▶ _Given task_
Scan the entries for the string "hips" and give the number of lines that have it, nothing further.

[start Material]

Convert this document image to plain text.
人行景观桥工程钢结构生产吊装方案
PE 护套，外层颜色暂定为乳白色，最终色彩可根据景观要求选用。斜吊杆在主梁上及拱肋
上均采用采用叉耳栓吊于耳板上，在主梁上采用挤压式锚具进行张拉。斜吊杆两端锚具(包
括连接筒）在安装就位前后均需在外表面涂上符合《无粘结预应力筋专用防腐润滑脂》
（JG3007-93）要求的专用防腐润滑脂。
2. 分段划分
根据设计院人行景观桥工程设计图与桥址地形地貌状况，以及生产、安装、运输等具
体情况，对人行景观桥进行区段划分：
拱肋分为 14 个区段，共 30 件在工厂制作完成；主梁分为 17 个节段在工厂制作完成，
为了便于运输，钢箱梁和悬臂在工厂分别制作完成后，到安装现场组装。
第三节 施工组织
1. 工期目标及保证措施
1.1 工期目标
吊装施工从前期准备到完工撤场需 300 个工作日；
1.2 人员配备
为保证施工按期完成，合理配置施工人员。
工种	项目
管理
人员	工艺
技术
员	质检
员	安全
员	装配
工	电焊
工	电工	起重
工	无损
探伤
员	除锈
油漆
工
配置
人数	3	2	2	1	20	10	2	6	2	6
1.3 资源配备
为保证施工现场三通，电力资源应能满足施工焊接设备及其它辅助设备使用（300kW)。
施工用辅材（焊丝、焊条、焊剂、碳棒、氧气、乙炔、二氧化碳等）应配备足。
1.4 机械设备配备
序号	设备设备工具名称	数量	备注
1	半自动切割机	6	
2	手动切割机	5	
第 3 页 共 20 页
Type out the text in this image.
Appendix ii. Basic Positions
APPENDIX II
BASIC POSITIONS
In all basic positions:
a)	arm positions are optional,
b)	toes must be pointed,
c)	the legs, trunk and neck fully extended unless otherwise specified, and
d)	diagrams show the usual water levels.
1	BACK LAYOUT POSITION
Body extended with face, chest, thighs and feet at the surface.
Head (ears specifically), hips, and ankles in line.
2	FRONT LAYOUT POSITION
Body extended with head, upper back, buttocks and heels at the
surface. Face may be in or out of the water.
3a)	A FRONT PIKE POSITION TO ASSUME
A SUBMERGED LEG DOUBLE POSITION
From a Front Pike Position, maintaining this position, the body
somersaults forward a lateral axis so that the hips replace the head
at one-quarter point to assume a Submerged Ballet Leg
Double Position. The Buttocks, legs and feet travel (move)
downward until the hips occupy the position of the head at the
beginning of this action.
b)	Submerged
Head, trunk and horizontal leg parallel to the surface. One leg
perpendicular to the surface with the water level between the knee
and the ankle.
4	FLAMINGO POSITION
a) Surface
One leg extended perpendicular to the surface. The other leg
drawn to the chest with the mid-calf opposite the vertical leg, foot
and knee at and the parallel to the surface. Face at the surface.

[end Material]

▶ _Result for this task_
3